> REQUIRED WORK:
Out of all the lines below, count those with the word "information". Give the number only.

> AVAILABLE DATA:
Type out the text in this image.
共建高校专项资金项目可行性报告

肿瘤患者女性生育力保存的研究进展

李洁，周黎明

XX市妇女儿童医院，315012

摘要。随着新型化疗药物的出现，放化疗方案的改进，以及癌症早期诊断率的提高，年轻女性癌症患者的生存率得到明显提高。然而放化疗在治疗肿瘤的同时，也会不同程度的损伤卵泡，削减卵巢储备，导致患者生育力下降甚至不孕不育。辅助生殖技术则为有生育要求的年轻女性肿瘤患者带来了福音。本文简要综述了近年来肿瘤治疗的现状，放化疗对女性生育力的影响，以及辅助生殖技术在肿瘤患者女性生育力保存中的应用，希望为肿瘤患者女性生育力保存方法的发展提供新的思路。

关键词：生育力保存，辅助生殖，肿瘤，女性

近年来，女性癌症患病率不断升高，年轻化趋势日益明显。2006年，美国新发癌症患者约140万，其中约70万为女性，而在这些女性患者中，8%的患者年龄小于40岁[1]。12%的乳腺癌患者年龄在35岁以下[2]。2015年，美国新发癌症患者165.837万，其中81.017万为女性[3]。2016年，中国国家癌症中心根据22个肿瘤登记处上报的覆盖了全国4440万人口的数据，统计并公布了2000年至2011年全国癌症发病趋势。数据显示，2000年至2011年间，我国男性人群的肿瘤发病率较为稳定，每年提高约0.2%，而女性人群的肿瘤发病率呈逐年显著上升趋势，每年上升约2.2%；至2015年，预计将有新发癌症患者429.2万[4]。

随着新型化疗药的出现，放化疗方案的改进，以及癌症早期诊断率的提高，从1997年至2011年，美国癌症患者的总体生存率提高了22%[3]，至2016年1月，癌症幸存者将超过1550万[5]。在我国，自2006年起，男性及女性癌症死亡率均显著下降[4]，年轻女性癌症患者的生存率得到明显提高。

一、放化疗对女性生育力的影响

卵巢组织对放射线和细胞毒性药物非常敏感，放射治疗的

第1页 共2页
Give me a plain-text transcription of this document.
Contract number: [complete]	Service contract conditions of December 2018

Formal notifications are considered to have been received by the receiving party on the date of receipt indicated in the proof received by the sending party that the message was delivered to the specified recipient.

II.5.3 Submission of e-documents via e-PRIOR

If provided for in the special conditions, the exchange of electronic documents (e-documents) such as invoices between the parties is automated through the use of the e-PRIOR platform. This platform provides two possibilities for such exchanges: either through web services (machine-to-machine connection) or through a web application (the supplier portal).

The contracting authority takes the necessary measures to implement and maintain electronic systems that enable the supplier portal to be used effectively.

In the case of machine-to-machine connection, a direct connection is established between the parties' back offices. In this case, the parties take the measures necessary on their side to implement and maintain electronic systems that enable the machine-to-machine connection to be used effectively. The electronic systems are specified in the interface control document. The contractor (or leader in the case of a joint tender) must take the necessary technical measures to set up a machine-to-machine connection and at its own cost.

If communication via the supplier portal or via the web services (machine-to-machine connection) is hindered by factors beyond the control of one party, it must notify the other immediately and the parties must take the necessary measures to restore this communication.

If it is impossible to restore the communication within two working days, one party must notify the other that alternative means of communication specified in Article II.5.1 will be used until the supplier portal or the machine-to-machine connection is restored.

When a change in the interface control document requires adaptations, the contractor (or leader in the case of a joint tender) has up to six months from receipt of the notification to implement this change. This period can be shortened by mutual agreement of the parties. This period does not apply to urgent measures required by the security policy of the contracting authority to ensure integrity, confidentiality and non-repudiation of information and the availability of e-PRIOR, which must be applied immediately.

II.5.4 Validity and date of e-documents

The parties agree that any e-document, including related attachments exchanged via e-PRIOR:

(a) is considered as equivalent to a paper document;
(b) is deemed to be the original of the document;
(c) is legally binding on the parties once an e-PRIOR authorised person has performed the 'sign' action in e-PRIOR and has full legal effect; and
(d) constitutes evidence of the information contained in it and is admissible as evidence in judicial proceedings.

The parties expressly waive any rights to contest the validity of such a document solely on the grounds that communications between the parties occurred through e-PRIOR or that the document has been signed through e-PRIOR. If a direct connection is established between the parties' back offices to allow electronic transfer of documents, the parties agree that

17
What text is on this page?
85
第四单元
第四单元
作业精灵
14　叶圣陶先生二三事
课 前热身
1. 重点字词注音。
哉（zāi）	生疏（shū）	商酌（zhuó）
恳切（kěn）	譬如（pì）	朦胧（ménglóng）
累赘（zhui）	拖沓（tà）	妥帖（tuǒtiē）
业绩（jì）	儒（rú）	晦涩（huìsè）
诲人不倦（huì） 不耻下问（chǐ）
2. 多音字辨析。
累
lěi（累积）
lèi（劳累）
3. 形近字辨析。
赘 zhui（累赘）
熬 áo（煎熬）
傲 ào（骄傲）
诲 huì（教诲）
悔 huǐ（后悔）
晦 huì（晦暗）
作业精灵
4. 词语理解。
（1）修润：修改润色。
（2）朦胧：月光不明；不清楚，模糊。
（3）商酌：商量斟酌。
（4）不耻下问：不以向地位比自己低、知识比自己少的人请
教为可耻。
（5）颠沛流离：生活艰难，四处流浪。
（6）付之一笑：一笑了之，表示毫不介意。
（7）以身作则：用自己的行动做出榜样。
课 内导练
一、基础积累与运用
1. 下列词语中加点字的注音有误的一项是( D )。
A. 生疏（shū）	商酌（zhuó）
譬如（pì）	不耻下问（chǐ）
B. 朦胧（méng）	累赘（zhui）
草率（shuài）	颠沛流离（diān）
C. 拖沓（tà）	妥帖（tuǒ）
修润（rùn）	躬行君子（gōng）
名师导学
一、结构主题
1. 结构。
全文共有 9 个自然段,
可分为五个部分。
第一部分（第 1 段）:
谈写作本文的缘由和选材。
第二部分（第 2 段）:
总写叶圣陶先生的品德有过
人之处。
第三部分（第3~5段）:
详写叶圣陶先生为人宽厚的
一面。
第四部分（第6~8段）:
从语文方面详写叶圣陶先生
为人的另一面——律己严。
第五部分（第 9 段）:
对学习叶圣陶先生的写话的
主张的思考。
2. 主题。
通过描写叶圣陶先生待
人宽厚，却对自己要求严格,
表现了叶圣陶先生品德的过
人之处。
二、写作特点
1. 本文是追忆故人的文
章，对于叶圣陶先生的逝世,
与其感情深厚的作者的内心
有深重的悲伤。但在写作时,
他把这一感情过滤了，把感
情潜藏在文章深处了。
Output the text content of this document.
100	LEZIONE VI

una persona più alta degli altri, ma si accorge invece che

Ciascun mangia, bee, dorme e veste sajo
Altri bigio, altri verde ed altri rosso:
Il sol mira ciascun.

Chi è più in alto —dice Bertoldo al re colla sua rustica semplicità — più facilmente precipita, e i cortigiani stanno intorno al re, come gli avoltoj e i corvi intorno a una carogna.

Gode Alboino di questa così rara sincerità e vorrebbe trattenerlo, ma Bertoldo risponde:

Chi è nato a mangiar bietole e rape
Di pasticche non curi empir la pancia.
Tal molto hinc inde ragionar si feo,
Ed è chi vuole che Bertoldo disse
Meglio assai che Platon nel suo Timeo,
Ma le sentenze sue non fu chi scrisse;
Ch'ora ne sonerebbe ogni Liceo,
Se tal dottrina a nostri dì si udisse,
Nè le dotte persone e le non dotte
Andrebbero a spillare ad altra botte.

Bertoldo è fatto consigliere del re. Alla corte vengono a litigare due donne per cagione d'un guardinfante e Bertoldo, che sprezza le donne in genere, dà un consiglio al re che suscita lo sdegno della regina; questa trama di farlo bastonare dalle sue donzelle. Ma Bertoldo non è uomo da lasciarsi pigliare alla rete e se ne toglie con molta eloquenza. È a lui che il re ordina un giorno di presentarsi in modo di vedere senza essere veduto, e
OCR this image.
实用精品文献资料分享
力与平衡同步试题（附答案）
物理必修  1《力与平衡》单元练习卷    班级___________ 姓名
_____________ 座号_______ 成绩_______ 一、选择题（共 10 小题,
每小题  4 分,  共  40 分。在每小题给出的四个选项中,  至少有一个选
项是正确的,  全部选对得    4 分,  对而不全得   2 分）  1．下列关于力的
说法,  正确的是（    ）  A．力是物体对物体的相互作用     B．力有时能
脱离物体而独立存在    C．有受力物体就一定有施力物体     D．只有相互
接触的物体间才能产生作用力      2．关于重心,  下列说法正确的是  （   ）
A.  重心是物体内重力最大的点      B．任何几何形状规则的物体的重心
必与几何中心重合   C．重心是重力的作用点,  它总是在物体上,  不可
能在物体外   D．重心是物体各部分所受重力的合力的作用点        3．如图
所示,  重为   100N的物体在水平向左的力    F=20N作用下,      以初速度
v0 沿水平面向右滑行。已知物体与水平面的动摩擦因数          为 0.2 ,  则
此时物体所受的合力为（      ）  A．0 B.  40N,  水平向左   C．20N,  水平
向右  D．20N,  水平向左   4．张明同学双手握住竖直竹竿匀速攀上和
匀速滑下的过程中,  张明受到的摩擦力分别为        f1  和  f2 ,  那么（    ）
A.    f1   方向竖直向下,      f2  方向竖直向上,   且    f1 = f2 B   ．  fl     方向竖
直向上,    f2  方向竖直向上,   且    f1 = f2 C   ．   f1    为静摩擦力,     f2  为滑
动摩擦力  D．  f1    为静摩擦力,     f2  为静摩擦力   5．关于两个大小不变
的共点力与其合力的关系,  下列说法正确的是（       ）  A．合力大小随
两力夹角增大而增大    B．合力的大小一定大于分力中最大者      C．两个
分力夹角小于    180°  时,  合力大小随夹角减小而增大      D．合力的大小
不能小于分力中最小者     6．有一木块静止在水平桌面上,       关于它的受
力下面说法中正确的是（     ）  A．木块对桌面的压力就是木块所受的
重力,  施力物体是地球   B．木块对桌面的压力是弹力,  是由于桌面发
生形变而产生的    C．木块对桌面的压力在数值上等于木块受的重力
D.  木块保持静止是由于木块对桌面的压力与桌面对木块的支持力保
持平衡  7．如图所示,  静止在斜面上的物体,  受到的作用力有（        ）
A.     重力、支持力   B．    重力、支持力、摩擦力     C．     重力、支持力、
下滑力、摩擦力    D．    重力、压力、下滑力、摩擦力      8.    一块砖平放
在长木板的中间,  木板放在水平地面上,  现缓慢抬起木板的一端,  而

> THE COMPLETED TASK:
2